» **PROBLEM TO WORK ON**: Copy out each line exactly; pictures stay out of the copy.

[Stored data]

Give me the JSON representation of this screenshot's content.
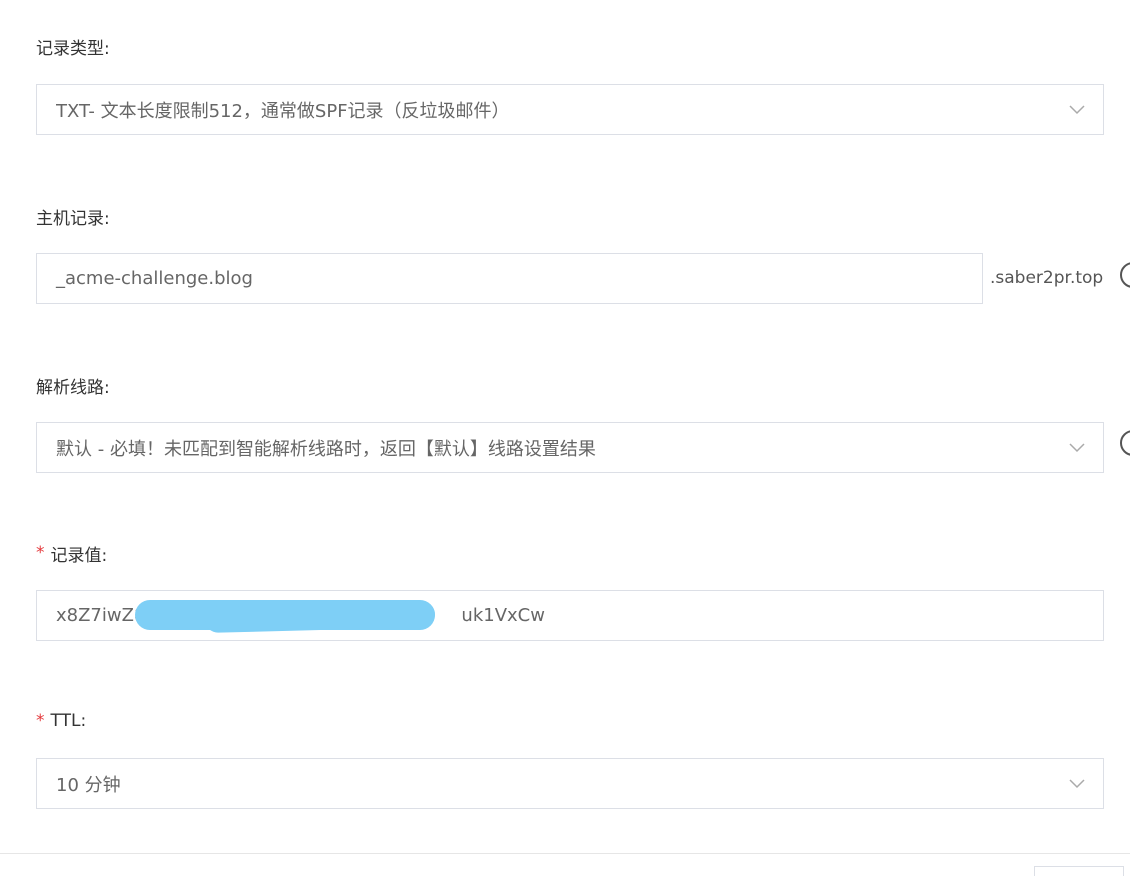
{
  "record_type": {
    "label": "记录类型:",
    "value": "TXT- 文本长度限制512，通常做SPF记录（反垃圾邮件）"
  },
  "host_record": {
    "label": "主机记录:",
    "value": "_acme-challenge.blog",
    "suffix": ".saber2pr.top"
  },
  "resolution_line": {
    "label": "解析线路:",
    "value": "默认 - 必填！未匹配到智能解析线路时，返回【默认】线路设置结果"
  },
  "record_value": {
    "label": "记录值:",
    "required_mark": "*",
    "value_start": "x8Z7iwZ8",
    "value_end": "uk1VxCw"
  },
  "ttl": {
    "label": "TTL:",
    "required_mark": "*",
    "value": "10 分钟"
  },
  "icons": {
    "select_arrow": "chevron-down-icon",
    "help": "help-circle-icon"
  },
  "colors": {
    "required": "#e4393c",
    "border": "#dcdfe6",
    "redaction": "#7ecff6"
  }
}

» **RESPONSE**:
Give me the JSON representation of this screenshot's content.
{
  "record_type": {
    "label": "记录类型:",
    "value": "TXT- 文本长度限制512，通常做SPF记录（反垃圾邮件）"
  },
  "host_record": {
    "label": "主机记录:",
    "value": "_acme-challenge.blog",
    "suffix": ".saber2pr.top"
  },
  "resolution_line": {
    "label": "解析线路:",
    "value": "默认 - 必填！未匹配到智能解析线路时，返回【默认】线路设置结果"
  },
  "record_value": {
    "label": "记录值:",
    "required_mark": "*",
    "value_start": "x8Z7iwZ8",
    "value_end": "uk1VxCw"
  },
  "ttl": {
    "label": "TTL:",
    "required_mark": "*",
    "value": "10 分钟"
  },
  "icons": {
    "select_arrow": "chevron-down-icon",
    "help": "help-circle-icon"
  },
  "colors": {
    "required": "#e4393c",
    "border": "#dcdfe6",
    "redaction": "#7ecff6"
  }
}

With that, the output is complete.